[Raw records]
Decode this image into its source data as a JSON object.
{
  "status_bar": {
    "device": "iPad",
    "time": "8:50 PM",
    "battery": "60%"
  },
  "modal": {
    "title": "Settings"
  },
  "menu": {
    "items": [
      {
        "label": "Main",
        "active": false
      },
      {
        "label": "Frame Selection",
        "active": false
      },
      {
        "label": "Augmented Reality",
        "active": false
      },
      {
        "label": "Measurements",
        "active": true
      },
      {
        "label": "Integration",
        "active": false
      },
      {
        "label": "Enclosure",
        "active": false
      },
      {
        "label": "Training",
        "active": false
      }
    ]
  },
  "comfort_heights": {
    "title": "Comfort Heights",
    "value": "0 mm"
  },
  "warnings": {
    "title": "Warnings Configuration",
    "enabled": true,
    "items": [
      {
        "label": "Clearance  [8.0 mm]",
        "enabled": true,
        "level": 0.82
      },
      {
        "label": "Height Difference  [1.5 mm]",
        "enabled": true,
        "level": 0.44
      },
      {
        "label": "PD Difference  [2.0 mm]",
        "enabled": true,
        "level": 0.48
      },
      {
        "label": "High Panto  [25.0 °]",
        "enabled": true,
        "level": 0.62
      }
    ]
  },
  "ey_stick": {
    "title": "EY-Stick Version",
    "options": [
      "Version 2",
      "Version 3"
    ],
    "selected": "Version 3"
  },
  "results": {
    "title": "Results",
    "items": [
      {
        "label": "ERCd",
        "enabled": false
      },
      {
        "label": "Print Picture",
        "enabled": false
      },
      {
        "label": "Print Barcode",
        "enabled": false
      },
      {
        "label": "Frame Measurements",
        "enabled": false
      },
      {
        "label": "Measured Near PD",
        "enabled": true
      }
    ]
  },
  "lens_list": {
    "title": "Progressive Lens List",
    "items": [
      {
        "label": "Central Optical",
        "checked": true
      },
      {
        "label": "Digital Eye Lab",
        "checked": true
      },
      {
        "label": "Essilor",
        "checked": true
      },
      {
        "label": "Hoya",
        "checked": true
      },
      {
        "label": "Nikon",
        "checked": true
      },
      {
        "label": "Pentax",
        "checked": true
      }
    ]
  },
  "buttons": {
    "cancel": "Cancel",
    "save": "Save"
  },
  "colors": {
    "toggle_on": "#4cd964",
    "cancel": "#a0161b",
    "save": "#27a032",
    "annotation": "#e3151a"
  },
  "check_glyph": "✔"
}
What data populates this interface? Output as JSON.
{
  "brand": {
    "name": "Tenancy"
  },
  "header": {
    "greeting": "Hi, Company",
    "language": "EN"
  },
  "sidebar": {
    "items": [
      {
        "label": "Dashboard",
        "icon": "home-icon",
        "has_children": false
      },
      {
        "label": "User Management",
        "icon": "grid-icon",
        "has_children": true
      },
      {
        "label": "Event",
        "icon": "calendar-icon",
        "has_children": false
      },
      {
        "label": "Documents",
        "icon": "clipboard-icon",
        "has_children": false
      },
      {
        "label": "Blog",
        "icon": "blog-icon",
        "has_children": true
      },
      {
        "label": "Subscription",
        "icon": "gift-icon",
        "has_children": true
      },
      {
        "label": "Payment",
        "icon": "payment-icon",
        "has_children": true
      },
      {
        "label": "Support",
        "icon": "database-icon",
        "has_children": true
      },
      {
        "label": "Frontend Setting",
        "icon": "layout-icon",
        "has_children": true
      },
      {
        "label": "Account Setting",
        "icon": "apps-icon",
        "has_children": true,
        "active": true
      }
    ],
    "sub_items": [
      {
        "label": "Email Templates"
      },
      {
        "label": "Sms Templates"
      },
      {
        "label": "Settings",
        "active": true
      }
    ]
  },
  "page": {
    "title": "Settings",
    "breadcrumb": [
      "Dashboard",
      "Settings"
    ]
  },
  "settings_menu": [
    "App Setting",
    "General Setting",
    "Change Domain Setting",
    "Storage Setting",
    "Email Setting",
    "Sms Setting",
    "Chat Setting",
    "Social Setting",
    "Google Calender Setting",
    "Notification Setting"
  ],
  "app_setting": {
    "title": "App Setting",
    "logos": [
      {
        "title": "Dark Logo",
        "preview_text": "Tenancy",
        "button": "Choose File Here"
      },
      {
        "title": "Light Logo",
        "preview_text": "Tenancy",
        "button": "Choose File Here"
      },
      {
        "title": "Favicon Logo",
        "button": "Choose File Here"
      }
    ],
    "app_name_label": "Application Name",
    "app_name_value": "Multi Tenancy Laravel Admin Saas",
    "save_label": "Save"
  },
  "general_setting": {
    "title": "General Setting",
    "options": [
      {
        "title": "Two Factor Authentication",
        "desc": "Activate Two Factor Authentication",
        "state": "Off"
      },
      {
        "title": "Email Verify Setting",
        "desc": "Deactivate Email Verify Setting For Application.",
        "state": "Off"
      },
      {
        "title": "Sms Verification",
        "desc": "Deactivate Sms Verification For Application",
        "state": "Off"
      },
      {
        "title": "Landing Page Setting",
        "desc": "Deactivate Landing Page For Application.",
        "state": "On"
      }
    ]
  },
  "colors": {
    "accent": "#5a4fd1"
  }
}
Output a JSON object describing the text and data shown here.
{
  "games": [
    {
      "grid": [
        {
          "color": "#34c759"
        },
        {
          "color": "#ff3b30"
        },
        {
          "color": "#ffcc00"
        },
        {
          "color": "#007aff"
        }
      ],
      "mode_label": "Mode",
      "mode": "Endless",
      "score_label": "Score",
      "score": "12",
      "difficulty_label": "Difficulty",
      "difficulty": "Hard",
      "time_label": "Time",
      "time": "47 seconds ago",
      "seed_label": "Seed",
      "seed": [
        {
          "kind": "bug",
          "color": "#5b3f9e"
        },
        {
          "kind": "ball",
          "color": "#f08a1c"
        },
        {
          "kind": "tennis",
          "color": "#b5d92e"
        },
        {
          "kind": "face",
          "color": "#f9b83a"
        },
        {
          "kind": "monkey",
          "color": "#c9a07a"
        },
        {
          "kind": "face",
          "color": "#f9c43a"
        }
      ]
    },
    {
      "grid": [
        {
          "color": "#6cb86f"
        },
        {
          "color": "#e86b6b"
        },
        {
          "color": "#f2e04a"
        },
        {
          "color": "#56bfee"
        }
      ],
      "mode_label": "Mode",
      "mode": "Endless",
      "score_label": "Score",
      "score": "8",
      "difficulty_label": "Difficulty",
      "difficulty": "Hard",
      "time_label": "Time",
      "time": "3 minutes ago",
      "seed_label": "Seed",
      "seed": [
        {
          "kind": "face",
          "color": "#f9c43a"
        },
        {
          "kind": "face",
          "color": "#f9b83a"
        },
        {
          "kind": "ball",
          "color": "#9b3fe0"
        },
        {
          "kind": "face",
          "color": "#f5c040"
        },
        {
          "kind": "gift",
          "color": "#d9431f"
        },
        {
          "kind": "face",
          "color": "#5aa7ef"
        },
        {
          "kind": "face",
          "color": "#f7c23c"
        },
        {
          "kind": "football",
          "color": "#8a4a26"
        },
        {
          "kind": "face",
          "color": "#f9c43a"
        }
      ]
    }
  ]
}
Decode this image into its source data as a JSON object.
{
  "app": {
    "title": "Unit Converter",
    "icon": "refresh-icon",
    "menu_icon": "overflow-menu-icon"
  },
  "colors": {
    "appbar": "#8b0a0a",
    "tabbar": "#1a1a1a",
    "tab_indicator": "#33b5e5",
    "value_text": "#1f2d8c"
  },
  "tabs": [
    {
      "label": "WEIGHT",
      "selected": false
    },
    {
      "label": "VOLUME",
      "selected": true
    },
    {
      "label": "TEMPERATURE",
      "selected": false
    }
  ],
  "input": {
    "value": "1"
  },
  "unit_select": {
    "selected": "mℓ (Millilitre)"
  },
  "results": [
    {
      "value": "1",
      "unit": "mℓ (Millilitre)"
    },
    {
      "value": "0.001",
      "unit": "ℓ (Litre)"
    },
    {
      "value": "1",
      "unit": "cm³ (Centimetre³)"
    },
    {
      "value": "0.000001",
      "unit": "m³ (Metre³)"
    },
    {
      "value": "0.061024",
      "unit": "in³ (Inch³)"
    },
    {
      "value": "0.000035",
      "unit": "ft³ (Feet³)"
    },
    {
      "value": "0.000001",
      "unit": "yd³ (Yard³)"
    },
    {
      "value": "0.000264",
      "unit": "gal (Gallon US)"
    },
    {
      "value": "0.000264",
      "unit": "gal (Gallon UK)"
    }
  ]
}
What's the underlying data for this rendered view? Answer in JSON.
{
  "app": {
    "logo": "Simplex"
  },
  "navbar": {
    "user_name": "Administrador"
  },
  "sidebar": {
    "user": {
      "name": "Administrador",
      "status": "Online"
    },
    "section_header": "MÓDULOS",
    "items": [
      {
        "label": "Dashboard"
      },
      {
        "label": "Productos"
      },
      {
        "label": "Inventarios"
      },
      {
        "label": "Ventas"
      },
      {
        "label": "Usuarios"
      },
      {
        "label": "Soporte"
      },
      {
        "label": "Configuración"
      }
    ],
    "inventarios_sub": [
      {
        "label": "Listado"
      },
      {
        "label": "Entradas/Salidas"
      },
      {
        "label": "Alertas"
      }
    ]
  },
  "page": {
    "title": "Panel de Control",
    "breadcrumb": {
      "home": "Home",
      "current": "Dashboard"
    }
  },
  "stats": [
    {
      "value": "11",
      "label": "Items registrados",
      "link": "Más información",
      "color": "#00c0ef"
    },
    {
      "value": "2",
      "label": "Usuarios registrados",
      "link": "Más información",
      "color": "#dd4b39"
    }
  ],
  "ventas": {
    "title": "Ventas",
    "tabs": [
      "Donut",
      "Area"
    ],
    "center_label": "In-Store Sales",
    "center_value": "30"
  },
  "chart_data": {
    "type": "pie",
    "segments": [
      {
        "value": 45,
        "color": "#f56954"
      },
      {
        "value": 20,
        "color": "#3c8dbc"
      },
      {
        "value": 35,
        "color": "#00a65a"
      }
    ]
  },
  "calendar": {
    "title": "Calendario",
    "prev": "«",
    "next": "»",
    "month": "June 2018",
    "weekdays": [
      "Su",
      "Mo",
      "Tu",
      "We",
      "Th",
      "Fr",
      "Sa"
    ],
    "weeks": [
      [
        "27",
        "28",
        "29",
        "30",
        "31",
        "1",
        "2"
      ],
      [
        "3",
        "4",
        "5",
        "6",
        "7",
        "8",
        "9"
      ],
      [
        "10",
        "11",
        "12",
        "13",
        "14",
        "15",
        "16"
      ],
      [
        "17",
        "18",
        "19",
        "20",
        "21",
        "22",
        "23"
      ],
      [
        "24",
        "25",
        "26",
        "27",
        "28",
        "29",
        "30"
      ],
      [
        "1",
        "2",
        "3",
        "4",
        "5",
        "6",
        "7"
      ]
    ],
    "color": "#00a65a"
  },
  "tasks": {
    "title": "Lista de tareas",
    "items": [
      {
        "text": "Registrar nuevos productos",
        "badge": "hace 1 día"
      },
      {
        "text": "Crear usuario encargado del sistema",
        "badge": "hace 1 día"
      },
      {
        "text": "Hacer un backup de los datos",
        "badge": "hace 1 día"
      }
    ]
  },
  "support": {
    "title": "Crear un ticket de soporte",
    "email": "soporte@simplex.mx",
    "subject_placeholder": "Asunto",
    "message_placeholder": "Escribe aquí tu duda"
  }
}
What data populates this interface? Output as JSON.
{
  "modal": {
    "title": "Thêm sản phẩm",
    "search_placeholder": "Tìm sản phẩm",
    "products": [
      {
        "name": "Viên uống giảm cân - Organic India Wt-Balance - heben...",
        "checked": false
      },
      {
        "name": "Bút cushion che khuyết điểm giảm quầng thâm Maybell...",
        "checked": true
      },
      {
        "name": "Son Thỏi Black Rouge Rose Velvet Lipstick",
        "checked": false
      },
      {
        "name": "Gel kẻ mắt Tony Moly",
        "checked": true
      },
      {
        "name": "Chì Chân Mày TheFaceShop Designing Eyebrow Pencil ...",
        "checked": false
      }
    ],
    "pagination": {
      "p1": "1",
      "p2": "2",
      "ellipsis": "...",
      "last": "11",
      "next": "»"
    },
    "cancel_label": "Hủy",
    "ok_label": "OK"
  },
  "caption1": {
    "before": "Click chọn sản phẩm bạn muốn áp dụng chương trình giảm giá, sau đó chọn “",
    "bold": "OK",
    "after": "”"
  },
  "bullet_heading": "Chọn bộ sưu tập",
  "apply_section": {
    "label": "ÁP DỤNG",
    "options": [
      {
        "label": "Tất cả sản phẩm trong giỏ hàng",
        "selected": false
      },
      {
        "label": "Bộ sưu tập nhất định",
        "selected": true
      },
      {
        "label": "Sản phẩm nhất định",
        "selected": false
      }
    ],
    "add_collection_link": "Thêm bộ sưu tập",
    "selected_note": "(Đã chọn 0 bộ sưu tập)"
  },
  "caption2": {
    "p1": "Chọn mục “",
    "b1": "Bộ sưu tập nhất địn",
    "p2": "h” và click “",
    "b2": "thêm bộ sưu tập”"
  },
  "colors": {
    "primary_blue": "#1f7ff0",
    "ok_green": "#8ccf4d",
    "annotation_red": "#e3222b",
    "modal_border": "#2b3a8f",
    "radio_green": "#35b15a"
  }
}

[What you need to do]
In the entries above, identify every line with the string "Millilitre".

[Reply]
    "selected": "mℓ (Millilitre)"
      "unit": "mℓ (Millilitre)"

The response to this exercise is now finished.